- MATERIAL PROVIDED
▼

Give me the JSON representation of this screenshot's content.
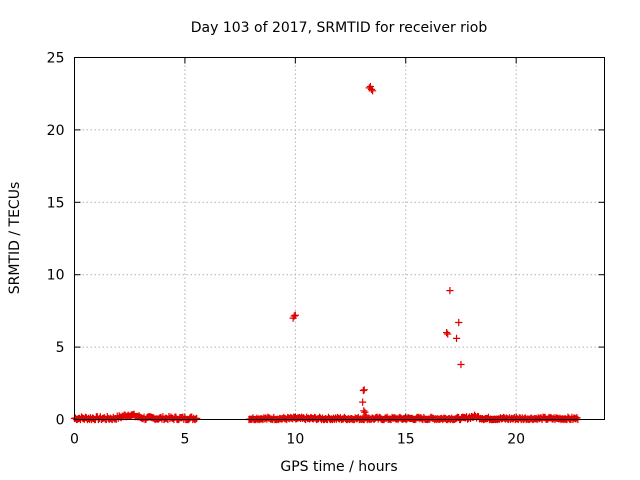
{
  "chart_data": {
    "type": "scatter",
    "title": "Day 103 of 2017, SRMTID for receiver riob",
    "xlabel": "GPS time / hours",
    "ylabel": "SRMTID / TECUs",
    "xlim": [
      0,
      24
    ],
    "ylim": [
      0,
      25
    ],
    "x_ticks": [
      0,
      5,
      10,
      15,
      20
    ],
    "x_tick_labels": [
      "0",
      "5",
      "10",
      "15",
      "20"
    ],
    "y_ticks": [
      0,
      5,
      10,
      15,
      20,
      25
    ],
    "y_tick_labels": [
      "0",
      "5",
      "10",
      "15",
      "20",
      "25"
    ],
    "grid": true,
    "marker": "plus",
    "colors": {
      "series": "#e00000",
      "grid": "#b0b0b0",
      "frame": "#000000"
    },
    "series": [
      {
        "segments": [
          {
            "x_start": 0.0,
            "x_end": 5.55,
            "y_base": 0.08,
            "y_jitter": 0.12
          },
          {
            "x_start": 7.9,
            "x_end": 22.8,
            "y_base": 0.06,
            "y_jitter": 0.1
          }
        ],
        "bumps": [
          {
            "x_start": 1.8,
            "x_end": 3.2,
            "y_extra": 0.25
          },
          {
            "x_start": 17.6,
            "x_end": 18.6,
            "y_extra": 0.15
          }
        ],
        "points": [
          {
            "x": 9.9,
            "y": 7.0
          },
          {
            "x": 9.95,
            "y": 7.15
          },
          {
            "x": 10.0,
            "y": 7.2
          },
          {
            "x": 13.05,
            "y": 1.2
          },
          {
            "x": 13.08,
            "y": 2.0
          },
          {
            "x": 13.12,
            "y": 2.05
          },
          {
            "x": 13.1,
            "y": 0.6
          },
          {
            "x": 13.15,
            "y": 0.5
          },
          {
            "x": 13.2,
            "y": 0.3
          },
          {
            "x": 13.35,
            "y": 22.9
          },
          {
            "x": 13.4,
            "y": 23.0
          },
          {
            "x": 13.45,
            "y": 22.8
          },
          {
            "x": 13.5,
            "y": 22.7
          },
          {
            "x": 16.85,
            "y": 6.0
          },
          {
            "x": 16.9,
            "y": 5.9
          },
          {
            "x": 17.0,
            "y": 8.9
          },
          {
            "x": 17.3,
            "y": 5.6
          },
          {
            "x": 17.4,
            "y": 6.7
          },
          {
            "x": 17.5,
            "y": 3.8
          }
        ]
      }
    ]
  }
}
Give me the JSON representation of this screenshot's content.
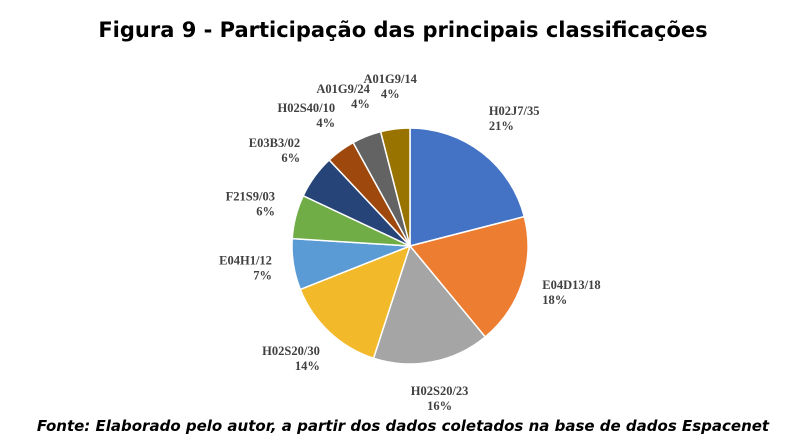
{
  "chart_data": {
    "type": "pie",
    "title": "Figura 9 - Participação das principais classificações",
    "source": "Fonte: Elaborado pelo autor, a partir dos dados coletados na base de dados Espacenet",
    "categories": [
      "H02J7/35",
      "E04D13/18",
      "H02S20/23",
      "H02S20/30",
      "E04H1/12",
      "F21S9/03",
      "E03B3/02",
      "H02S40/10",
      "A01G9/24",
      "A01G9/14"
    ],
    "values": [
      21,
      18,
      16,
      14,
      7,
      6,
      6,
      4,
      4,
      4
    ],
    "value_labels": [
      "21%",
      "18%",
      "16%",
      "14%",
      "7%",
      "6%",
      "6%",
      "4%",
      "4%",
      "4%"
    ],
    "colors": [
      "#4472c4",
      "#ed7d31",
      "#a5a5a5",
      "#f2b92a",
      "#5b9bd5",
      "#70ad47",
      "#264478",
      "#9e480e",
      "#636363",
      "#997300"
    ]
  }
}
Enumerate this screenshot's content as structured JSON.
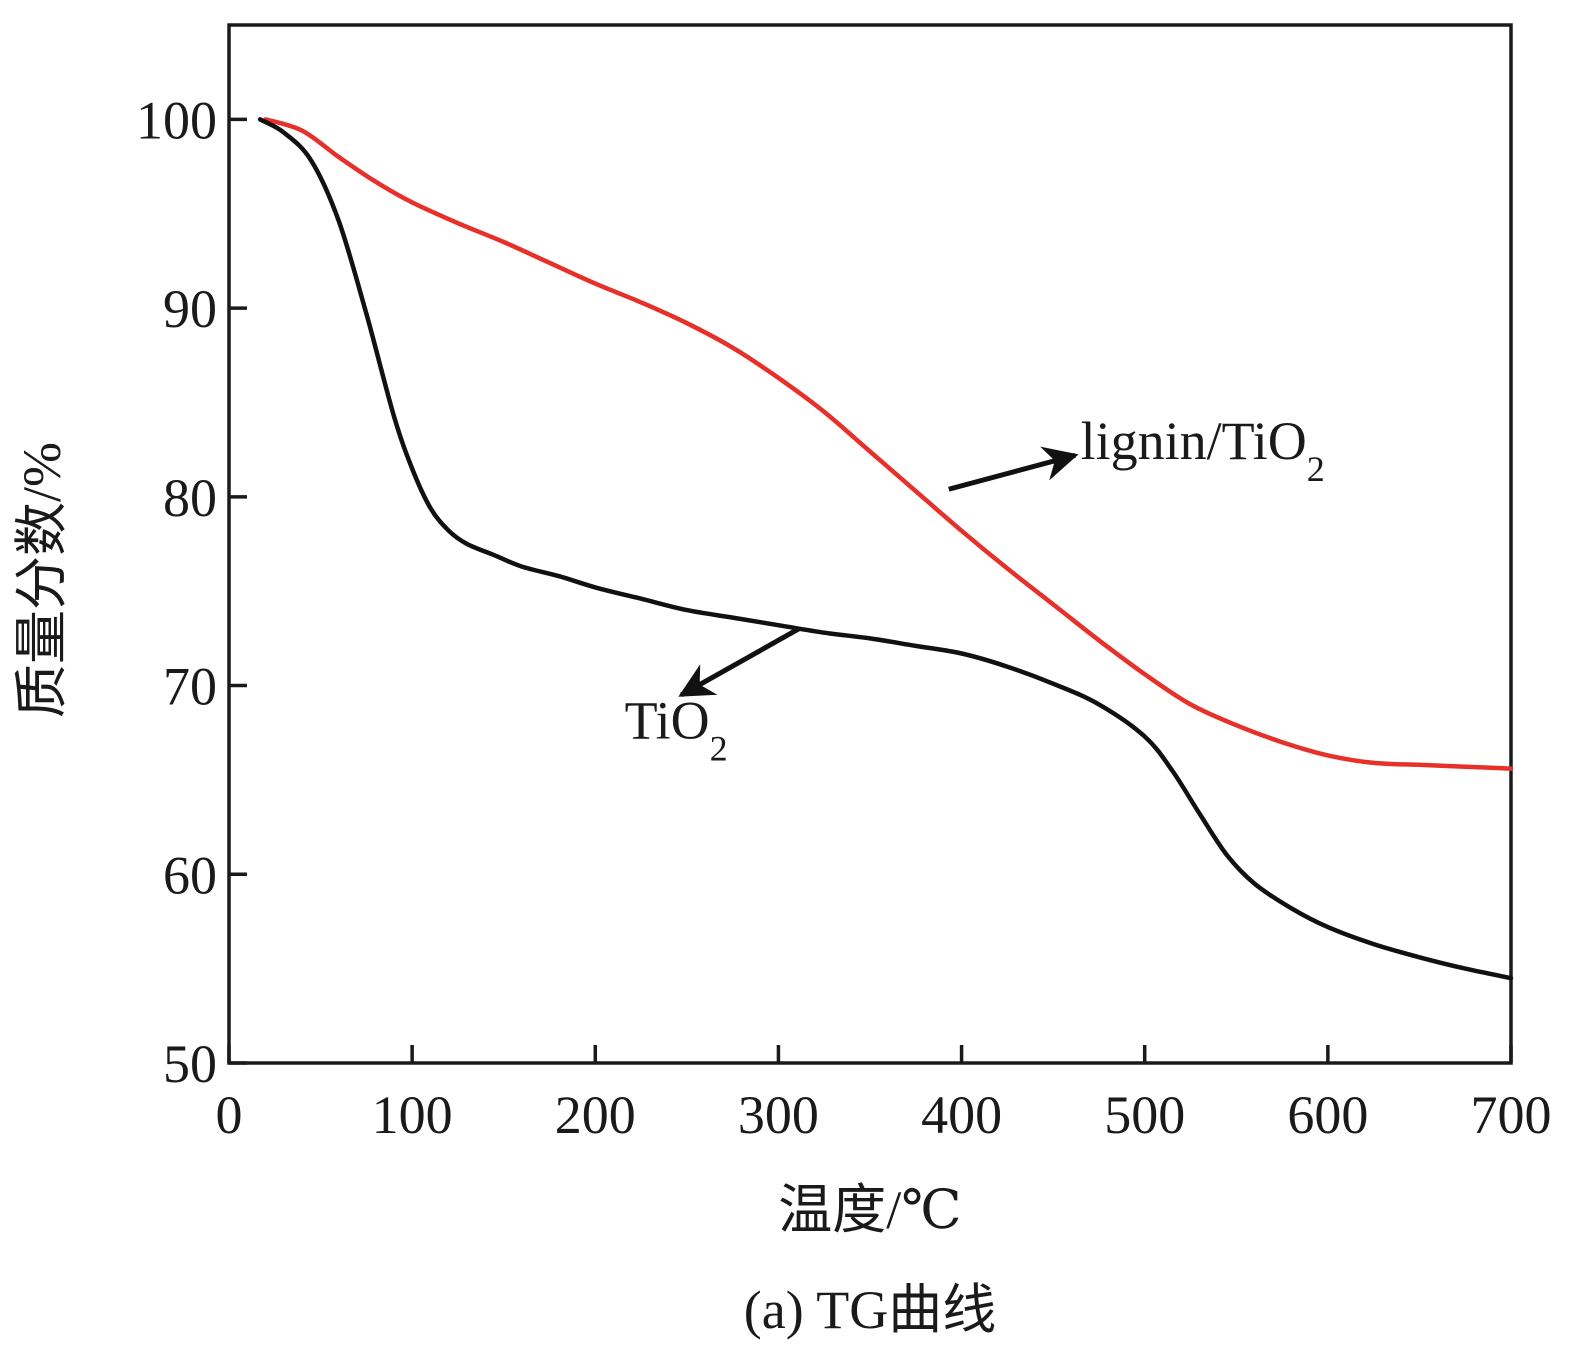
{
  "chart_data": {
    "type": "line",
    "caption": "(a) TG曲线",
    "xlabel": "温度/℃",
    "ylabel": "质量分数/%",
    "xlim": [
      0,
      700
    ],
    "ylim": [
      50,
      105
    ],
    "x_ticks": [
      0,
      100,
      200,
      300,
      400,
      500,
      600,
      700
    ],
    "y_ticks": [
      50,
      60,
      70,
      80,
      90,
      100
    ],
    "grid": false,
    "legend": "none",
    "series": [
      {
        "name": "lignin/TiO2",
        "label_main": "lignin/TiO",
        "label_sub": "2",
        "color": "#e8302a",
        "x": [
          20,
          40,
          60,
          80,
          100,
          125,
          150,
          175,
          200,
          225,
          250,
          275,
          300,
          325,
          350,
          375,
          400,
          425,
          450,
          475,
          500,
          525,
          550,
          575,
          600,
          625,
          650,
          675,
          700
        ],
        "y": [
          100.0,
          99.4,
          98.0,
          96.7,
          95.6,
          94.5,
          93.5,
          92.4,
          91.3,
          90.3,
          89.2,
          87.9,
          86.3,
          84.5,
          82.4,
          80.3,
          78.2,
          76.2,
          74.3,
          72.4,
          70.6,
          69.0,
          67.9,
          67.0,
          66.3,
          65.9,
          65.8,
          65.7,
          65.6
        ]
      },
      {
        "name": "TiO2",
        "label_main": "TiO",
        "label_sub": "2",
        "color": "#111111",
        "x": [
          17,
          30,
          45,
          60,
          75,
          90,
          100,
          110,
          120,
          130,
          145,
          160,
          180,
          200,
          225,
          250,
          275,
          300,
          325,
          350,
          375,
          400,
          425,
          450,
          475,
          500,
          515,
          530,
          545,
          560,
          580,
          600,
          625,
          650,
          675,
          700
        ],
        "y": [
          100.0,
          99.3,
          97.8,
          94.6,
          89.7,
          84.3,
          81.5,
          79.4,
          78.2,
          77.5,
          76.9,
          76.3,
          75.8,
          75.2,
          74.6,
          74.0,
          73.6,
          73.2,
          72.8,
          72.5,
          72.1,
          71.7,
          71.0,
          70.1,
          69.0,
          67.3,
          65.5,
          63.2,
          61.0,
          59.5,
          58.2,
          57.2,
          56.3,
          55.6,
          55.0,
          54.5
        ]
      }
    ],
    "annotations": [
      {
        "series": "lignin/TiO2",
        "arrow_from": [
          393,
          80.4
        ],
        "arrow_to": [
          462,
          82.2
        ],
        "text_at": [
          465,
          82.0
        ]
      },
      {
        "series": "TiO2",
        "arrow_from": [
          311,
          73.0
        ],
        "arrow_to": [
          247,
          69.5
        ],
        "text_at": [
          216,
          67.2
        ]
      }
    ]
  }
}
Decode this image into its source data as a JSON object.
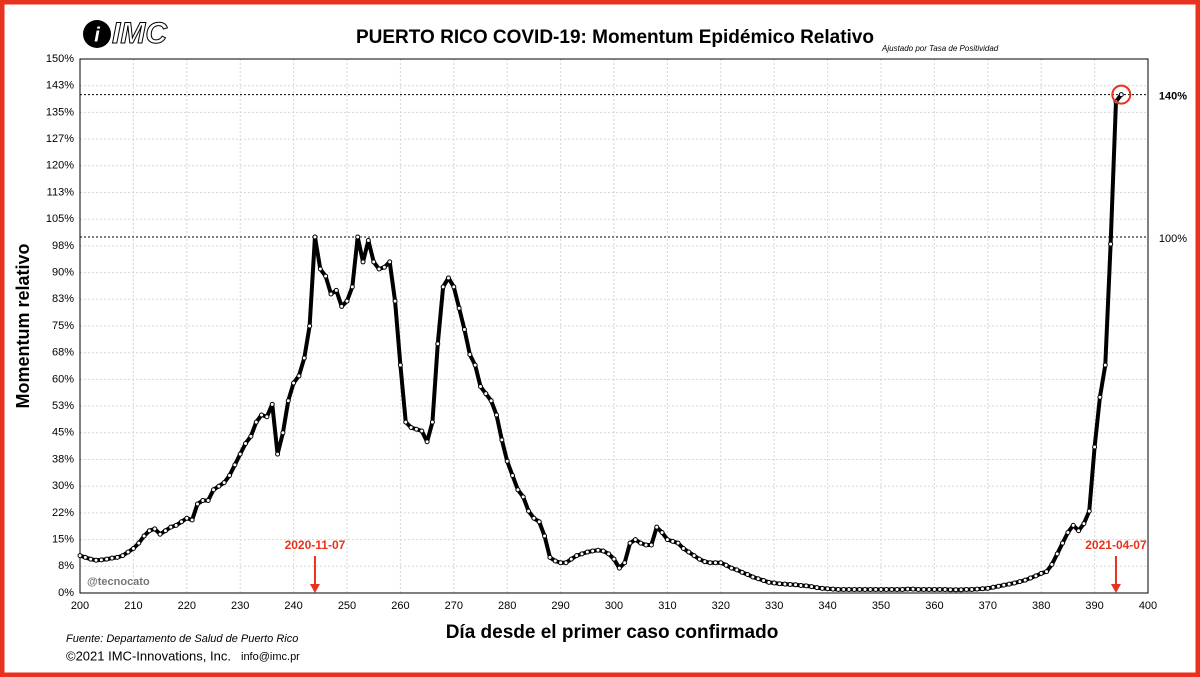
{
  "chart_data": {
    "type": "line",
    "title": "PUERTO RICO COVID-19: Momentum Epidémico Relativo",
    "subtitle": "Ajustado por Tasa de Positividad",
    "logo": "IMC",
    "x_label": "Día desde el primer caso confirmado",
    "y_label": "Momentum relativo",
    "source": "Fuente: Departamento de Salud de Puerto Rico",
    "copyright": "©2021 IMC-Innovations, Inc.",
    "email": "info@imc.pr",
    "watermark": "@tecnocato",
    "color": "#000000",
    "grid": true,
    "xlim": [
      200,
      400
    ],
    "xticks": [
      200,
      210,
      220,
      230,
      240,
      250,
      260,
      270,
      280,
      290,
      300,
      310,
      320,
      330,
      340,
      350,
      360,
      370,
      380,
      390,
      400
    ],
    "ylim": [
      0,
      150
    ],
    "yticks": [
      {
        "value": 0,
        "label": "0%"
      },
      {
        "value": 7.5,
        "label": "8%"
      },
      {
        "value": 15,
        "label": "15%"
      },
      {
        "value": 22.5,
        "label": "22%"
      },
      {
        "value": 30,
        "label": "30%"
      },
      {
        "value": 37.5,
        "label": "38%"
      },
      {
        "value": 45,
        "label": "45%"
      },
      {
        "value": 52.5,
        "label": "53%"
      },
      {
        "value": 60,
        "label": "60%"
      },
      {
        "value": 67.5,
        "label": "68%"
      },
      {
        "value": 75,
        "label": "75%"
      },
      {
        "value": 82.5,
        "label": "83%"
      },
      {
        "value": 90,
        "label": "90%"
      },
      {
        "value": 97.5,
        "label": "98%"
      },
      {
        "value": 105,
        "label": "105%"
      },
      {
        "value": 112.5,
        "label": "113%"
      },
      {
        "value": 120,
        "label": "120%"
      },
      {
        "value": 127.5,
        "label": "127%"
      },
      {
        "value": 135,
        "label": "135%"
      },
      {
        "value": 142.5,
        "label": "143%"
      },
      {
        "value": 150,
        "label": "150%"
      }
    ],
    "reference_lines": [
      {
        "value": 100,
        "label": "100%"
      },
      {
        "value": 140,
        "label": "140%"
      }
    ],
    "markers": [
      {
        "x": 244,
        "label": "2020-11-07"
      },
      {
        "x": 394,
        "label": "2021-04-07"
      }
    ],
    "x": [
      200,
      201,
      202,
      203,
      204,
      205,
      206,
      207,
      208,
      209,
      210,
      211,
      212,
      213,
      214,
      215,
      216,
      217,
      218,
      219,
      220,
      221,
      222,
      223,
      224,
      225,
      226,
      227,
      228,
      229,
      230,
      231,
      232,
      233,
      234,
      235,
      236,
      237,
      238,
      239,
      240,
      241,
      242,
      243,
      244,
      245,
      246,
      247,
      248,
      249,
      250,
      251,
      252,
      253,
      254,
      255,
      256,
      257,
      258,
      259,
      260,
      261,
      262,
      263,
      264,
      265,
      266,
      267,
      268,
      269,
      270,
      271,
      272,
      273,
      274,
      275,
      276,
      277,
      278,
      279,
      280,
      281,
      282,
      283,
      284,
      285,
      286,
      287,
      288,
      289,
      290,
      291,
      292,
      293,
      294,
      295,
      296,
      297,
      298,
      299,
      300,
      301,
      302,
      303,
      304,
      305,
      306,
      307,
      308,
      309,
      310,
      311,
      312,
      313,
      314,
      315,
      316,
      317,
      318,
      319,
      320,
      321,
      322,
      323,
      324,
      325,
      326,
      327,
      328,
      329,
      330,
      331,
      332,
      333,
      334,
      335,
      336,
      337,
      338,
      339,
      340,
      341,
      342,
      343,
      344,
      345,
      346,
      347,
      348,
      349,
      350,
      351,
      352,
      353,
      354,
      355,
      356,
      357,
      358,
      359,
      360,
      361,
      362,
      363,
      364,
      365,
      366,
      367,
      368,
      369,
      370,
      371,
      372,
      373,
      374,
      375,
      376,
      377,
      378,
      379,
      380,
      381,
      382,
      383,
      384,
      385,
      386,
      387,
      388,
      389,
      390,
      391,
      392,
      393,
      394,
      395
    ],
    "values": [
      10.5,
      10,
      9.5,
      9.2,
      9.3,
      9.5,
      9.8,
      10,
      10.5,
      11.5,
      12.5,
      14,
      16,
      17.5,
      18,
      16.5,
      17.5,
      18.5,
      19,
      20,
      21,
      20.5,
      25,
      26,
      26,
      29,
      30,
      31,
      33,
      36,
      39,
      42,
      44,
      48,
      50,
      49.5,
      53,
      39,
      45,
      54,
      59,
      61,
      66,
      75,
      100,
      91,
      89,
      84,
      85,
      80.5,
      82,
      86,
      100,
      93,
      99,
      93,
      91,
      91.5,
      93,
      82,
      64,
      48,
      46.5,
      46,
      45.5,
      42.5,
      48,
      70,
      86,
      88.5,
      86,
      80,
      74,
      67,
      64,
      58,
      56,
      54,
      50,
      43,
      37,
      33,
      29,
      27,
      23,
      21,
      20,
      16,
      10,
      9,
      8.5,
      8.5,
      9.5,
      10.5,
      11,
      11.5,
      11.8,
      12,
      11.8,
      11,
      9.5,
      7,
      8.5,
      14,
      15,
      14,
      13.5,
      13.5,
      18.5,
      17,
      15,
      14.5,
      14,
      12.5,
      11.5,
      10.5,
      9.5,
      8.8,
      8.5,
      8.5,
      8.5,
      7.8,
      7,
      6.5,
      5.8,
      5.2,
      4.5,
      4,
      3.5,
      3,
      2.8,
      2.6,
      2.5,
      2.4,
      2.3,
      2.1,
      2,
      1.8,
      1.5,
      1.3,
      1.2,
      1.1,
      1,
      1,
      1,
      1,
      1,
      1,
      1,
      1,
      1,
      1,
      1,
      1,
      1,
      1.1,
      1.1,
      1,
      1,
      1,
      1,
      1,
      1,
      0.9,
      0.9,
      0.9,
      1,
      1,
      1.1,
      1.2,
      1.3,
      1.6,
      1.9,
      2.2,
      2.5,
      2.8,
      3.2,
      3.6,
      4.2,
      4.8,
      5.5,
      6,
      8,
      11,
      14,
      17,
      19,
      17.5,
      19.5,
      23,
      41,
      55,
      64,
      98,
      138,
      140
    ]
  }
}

▲

- PROBLEM
The required answer is a single number: the count of lines in the entries that hold the string "lignin".

- FULL ANSWER
3